## Start RECORDS PROVIDED

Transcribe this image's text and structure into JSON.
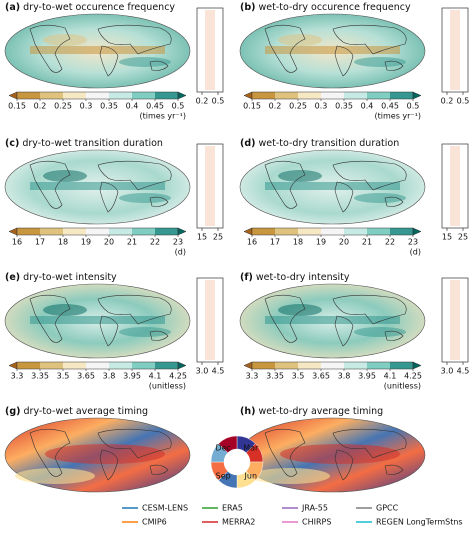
{
  "panels": [
    {
      "label": "(a)",
      "title": "dry-to-wet occurence frequency",
      "colorbar_ticks": [
        0.15,
        0.2,
        0.25,
        0.3,
        0.35,
        0.4,
        0.45,
        0.5
      ],
      "unit": "(times yr⁻¹)",
      "profile_ticks": [
        0.2,
        0.5
      ]
    },
    {
      "label": "(b)",
      "title": "wet-to-dry occurence frequency",
      "colorbar_ticks": [
        0.15,
        0.2,
        0.25,
        0.3,
        0.35,
        0.4,
        0.45,
        0.5
      ],
      "unit": "(times yr⁻¹)",
      "profile_ticks": [
        0.2,
        0.5
      ]
    },
    {
      "label": "(c)",
      "title": "dry-to-wet transition duration",
      "colorbar_ticks": [
        16,
        17,
        18,
        19,
        20,
        21,
        22,
        23
      ],
      "unit": "(d)",
      "profile_ticks": [
        15,
        25
      ]
    },
    {
      "label": "(d)",
      "title": "wet-to-dry transition duration",
      "colorbar_ticks": [
        16,
        17,
        18,
        19,
        20,
        21,
        22,
        23
      ],
      "unit": "(d)",
      "profile_ticks": [
        15,
        25
      ]
    },
    {
      "label": "(e)",
      "title": "dry-to-wet intensity",
      "colorbar_ticks": [
        3.3,
        3.35,
        3.5,
        3.65,
        3.8,
        3.95,
        4.1,
        4.25
      ],
      "unit": "(unitless)",
      "profile_ticks": [
        {
          "value": 3,
          "label": "3.0"
        },
        4.5
      ]
    },
    {
      "label": "(f)",
      "title": "wet-to-dry intensity",
      "colorbar_ticks": [
        3.3,
        3.35,
        3.5,
        3.65,
        3.8,
        3.95,
        4.1,
        4.25
      ],
      "unit": "(unitless)",
      "profile_ticks": [
        {
          "value": 3,
          "label": "3.0"
        },
        4.5
      ]
    },
    {
      "label": "(g)",
      "title": "dry-to-wet average timing"
    },
    {
      "label": "(h)",
      "title": "wet-to-dry average timing"
    }
  ],
  "month_wheel": [
    "Dec",
    "Mar",
    "Jun",
    "Sep"
  ],
  "legend": [
    {
      "name": "CESM-LENS",
      "color": "#1f77b4"
    },
    {
      "name": "CMIP6",
      "color": "#ff7f0e"
    },
    {
      "name": "ERA5",
      "color": "#2ca02c"
    },
    {
      "name": "MERRA2",
      "color": "#d62728"
    },
    {
      "name": "JRA-55",
      "color": "#9467bd"
    },
    {
      "name": "CHIRPS",
      "color": "#e377c2"
    },
    {
      "name": "GPCC",
      "color": "#7f7f7f"
    },
    {
      "name": "REGEN LongTermStns",
      "color": "#17becf"
    }
  ]
}
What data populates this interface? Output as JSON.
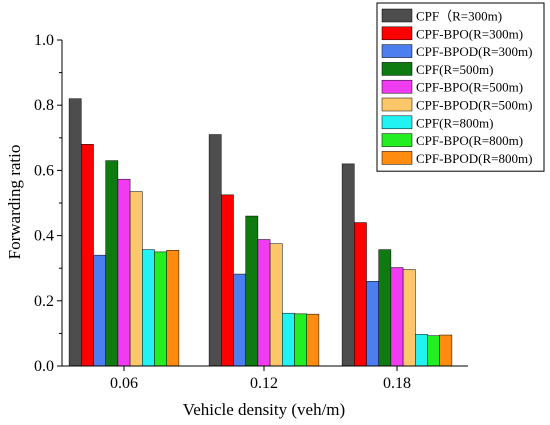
{
  "chart_data": {
    "type": "bar",
    "title": "",
    "xlabel": "Vehicle density (veh/m)",
    "ylabel": "Forwarding ratio",
    "categories": [
      "0.06",
      "0.12",
      "0.18"
    ],
    "ylim": [
      0.0,
      1.0
    ],
    "yticks": [
      "0.0",
      "0.2",
      "0.4",
      "0.6",
      "0.8",
      "1.0"
    ],
    "grid": false,
    "legend_position": "top-right",
    "series": [
      {
        "name": "CPF（R=300m)",
        "color": "#4d4d4d",
        "values": [
          0.82,
          0.71,
          0.62
        ]
      },
      {
        "name": "CPF-BPO(R=300m)",
        "color": "#ff0000",
        "values": [
          0.68,
          0.525,
          0.44
        ]
      },
      {
        "name": "CPF-BPOD(R=300m)",
        "color": "#4c7ef0",
        "values": [
          0.34,
          0.282,
          0.26
        ]
      },
      {
        "name": "CPF(R=500m)",
        "color": "#0f7a0f",
        "values": [
          0.63,
          0.46,
          0.357
        ]
      },
      {
        "name": "CPF-BPO(R=500m)",
        "color": "#f03cf0",
        "values": [
          0.573,
          0.388,
          0.302
        ]
      },
      {
        "name": "CPF-BPOD(R=500m)",
        "color": "#fcc76a",
        "values": [
          0.535,
          0.375,
          0.296
        ]
      },
      {
        "name": "CPF(R=800m)",
        "color": "#22f2f2",
        "values": [
          0.357,
          0.162,
          0.097
        ]
      },
      {
        "name": "CPF-BPO(R=800m)",
        "color": "#22ee22",
        "values": [
          0.35,
          0.16,
          0.093
        ]
      },
      {
        "name": "CPF-BPOD(R=800m)",
        "color": "#ff8c10",
        "values": [
          0.355,
          0.159,
          0.095
        ]
      }
    ]
  }
}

## End RECORDS PROVIDED

EXERCISE OBJECTIVE: Transcribe the listing above verbatim. Omit the pictures.

FULL RESPONSE:
Transcribe this image's text and structure into JSON.
{
  "panels": [
    {
      "label": "(a)",
      "title": "dry-to-wet occurence frequency",
      "colorbar_ticks": [
        0.15,
        0.2,
        0.25,
        0.3,
        0.35,
        0.4,
        0.45,
        0.5
      ],
      "unit": "(times yr⁻¹)",
      "profile_ticks": [
        0.2,
        0.5
      ]
    },
    {
      "label": "(b)",
      "title": "wet-to-dry occurence frequency",
      "colorbar_ticks": [
        0.15,
        0.2,
        0.25,
        0.3,
        0.35,
        0.4,
        0.45,
        0.5
      ],
      "unit": "(times yr⁻¹)",
      "profile_ticks": [
        0.2,
        0.5
      ]
    },
    {
      "label": "(c)",
      "title": "dry-to-wet transition duration",
      "colorbar_ticks": [
        16,
        17,
        18,
        19,
        20,
        21,
        22,
        23
      ],
      "unit": "(d)",
      "profile_ticks": [
        15,
        25
      ]
    },
    {
      "label": "(d)",
      "title": "wet-to-dry transition duration",
      "colorbar_ticks": [
        16,
        17,
        18,
        19,
        20,
        21,
        22,
        23
      ],
      "unit": "(d)",
      "profile_ticks": [
        15,
        25
      ]
    },
    {
      "label": "(e)",
      "title": "dry-to-wet intensity",
      "colorbar_ticks": [
        3.3,
        3.35,
        3.5,
        3.65,
        3.8,
        3.95,
        4.1,
        4.25
      ],
      "unit": "(unitless)",
      "profile_ticks": [
        {
          "value": 3,
          "label": "3.0"
        },
        4.5
      ]
    },
    {
      "label": "(f)",
      "title": "wet-to-dry intensity",
      "colorbar_ticks": [
        3.3,
        3.35,
        3.5,
        3.65,
        3.8,
        3.95,
        4.1,
        4.25
      ],
      "unit": "(unitless)",
      "profile_ticks": [
        {
          "value": 3,
          "label": "3.0"
        },
        4.5
      ]
    },
    {
      "label": "(g)",
      "title": "dry-to-wet average timing"
    },
    {
      "label": "(h)",
      "title": "wet-to-dry average timing"
    }
  ],
  "month_wheel": [
    "Dec",
    "Mar",
    "Jun",
    "Sep"
  ],
  "legend": [
    {
      "name": "CESM-LENS",
      "color": "#1f77b4"
    },
    {
      "name": "CMIP6",
      "color": "#ff7f0e"
    },
    {
      "name": "ERA5",
      "color": "#2ca02c"
    },
    {
      "name": "MERRA2",
      "color": "#d62728"
    },
    {
      "name": "JRA-55",
      "color": "#9467bd"
    },
    {
      "name": "CHIRPS",
      "color": "#e377c2"
    },
    {
      "name": "GPCC",
      "color": "#7f7f7f"
    },
    {
      "name": "REGEN LongTermStns",
      "color": "#17becf"
    }
  ]
}
What data populates this interface? Output as JSON.
{
  "chart_data": {
    "type": "bar",
    "title": "",
    "xlabel": "Vehicle density (veh/m)",
    "ylabel": "Forwarding ratio",
    "categories": [
      "0.06",
      "0.12",
      "0.18"
    ],
    "ylim": [
      0.0,
      1.0
    ],
    "yticks": [
      "0.0",
      "0.2",
      "0.4",
      "0.6",
      "0.8",
      "1.0"
    ],
    "grid": false,
    "legend_position": "top-right",
    "series": [
      {
        "name": "CPF（R=300m)",
        "color": "#4d4d4d",
        "values": [
          0.82,
          0.71,
          0.62
        ]
      },
      {
        "name": "CPF-BPO(R=300m)",
        "color": "#ff0000",
        "values": [
          0.68,
          0.525,
          0.44
        ]
      },
      {
        "name": "CPF-BPOD(R=300m)",
        "color": "#4c7ef0",
        "values": [
          0.34,
          0.282,
          0.26
        ]
      },
      {
        "name": "CPF(R=500m)",
        "color": "#0f7a0f",
        "values": [
          0.63,
          0.46,
          0.357
        ]
      },
      {
        "name": "CPF-BPO(R=500m)",
        "color": "#f03cf0",
        "values": [
          0.573,
          0.388,
          0.302
        ]
      },
      {
        "name": "CPF-BPOD(R=500m)",
        "color": "#fcc76a",
        "values": [
          0.535,
          0.375,
          0.296
        ]
      },
      {
        "name": "CPF(R=800m)",
        "color": "#22f2f2",
        "values": [
          0.357,
          0.162,
          0.097
        ]
      },
      {
        "name": "CPF-BPO(R=800m)",
        "color": "#22ee22",
        "values": [
          0.35,
          0.16,
          0.093
        ]
      },
      {
        "name": "CPF-BPOD(R=800m)",
        "color": "#ff8c10",
        "values": [
          0.355,
          0.159,
          0.095
        ]
      }
    ]
  }
}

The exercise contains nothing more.